§ THE PROBLEM: Pull out each line of the entries below that contains the word "place", copying every such line in full.

§ RECORDS:
========================================
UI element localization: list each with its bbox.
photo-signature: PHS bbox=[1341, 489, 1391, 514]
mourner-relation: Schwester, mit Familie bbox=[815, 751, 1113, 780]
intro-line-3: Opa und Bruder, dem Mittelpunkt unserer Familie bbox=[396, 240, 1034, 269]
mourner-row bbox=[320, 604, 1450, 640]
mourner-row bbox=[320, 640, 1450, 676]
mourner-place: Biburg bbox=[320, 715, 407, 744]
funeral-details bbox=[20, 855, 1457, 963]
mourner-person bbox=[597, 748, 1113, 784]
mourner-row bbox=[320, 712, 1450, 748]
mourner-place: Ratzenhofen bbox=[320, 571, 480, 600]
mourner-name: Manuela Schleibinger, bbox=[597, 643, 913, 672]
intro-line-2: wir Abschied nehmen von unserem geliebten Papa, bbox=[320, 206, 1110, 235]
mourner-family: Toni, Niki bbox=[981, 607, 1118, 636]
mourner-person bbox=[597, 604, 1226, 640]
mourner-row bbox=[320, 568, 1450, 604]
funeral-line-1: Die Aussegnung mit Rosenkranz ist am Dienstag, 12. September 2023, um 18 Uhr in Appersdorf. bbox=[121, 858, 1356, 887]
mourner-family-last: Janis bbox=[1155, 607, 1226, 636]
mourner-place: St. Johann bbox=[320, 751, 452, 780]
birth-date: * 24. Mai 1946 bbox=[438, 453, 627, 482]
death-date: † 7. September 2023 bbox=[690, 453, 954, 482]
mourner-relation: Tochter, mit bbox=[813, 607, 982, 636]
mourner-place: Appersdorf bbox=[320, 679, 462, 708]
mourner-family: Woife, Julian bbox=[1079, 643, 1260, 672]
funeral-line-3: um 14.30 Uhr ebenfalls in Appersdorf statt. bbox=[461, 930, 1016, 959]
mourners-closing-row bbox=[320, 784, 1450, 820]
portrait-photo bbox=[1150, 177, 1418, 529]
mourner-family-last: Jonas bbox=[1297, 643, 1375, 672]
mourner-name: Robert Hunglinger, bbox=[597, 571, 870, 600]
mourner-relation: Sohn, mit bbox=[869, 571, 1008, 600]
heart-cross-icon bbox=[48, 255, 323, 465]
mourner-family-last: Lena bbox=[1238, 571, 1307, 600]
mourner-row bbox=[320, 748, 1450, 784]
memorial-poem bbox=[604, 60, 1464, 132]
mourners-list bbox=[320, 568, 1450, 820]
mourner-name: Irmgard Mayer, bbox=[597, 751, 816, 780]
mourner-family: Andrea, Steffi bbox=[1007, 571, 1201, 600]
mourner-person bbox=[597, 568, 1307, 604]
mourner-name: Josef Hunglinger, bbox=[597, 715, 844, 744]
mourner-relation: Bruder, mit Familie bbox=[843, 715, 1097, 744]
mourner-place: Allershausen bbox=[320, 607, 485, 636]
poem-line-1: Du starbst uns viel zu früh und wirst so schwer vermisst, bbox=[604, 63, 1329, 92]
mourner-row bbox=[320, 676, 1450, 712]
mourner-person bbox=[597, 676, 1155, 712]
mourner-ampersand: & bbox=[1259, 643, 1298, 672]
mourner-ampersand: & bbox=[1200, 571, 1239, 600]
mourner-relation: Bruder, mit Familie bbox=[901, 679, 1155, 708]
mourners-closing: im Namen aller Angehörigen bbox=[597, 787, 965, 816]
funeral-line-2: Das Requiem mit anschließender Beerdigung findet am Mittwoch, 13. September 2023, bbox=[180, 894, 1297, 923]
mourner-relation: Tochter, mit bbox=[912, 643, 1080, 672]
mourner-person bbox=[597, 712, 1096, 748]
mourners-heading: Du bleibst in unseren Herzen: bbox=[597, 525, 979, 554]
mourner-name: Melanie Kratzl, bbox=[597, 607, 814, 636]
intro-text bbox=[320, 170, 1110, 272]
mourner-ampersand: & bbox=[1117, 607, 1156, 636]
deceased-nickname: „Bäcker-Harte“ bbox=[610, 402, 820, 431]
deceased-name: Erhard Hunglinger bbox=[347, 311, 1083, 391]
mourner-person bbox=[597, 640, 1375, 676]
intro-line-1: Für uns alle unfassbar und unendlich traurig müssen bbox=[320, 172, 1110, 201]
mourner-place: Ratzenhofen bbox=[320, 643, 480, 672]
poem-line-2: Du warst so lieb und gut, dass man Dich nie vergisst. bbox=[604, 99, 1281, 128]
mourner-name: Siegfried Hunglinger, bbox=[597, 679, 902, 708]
========================================
§ ANSWER FOR THE TASK:
mourner-place: Biburg bbox=[320, 715, 407, 744]
mourner-place: Ratzenhofen bbox=[320, 571, 480, 600]
mourner-place: St. Johann bbox=[320, 751, 452, 780]
mourner-place: Appersdorf bbox=[320, 679, 462, 708]
mourner-place: Allershausen bbox=[320, 607, 485, 636]
mourner-place: Ratzenhofen bbox=[320, 643, 480, 672]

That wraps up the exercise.